> [Task description]: From the entries below, gather each line containing the word "parents".
** Start Given data **
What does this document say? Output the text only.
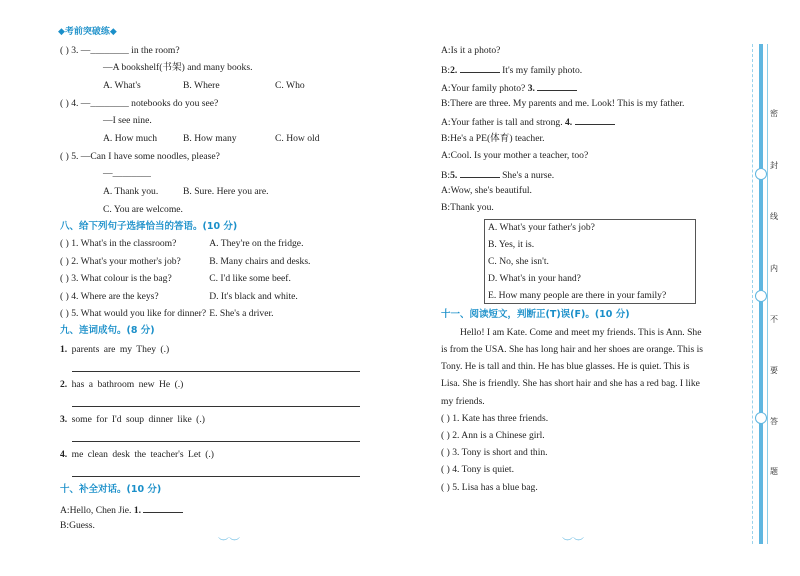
◆考前突破练◆
( ) 3. —________ in the room?
—A bookshelf(书架) and many books.
A. What's	B. Where	C. Who
( ) 4. —________ notebooks do you see?
—I see nine.
A. How much	B. How many	C. How old
( ) 5. —Can I have some noodles, please?
—________
A. Thank you.	B. Sure. Here you are.
C. You are welcome.
八、给下列句子选择恰当的答语。(10 分)
( ) 1. What's in the classroom?	A. They're on the fridge.
( ) 2. What's your mother's job?	B. Many chairs and desks.
( ) 3. What colour is the bag?	C. I'd like some beef.
( ) 4. Where are the keys?	D. It's black and white.
( ) 5. What would you like for dinner? E. She's a driver.
九、连词成句。(8 分)
1. parents are my They (.)
2. has a bathroom new He (.)
3. some for I'd soup dinner like (.)
4. me clean desk the teacher's Let (.)
十、补全对话。(10 分)
A:Hello, Chen Jie. 1.
B:Guess.
A:Is it a photo?
B:2.	It's my family photo.
A:Your family photo? 3.
B:There are three. My parents and me. Look! This is my father.
A:Your father is tall and strong. 4.
B:He's a PE(体育) teacher.
A:Cool. Is your mother a teacher, too?
B:5.	She's a nurse.
A:Wow, she's beautiful.
B:Thank you.
A. What's your father's job?
B. Yes, it is.
C. No, she isn't.
D. What's in your hand?
E. How many people are there in your family?
十一、阅读短文，判断正(T)误(F)。(10 分)
Hello! I am Kate. Come and meet my friends. This is Ann. She
is from the USA. She has long hair and her shoes are orange. This is
Tony. He is tall and thin. He has blue glasses. He is quiet. This is
Lisa. She is friendly. She has short hair and she has a red bag. I like
my friends.
( ) 1. Kate has three friends.
( ) 2. Ann is a Chinese girl.
( ) 3. Tony is short and thin.
( ) 4. Tony is quiet.
( ) 5. Lisa has a blue bag.
︶︶	︶︶
密
封
线
内
不
要
答
题
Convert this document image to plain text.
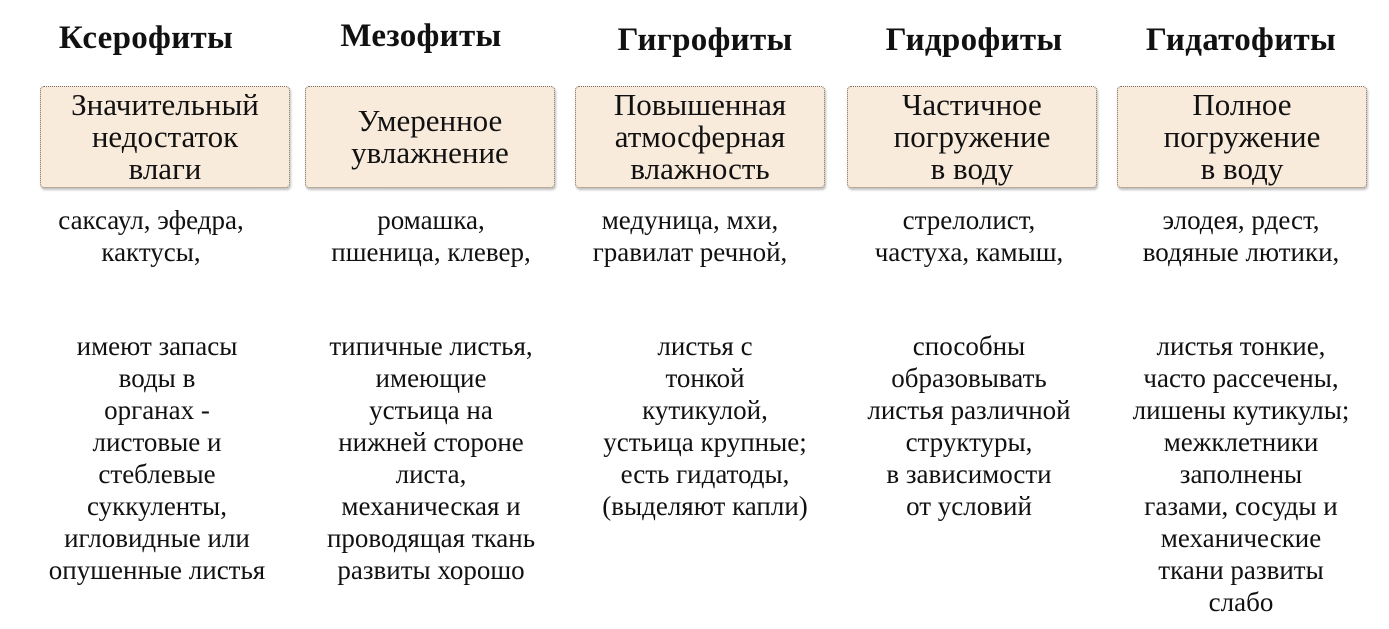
Ксерофиты
Значительный
недостаток
влаги
саксаул, эфедра,
кактусы,
имеют запасы
воды в
органах -
листовые и
стеблевые
суккуленты,
игловидные или
опушенные листья
Мезофиты
Умеренное
увлажнение
ромашка,
пшеница, клевер,
типичные листья,
имеющие
устьица на
нижней стороне
листа,
механическая и
проводящая ткань
развиты хорошо
Гигрофиты
Повышенная
атмосферная
влажность
медуница, мхи,
гравилат речной,
листья с
тонкой
кутикулой,
устьица крупные;
есть гидатоды,
(выделяют капли)
Гидрофиты
Частичное
погружение
в воду
стрелолист,
частуха, камыш,
способны
образовывать
листья различной
структуры,
в зависимости
от условий
Гидатофиты
Полное
погружение
в воду
элодея, рдест,
водяные лютики,
листья тонкие,
часто рассечены,
лишены кутикулы;
межклетники
заполнены
газами, сосуды и
механические
ткани развиты
слабо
** End Given data **
> [Task response]:
1. parents are my They (.)
B:There are three. My parents and me. Look! This is my father.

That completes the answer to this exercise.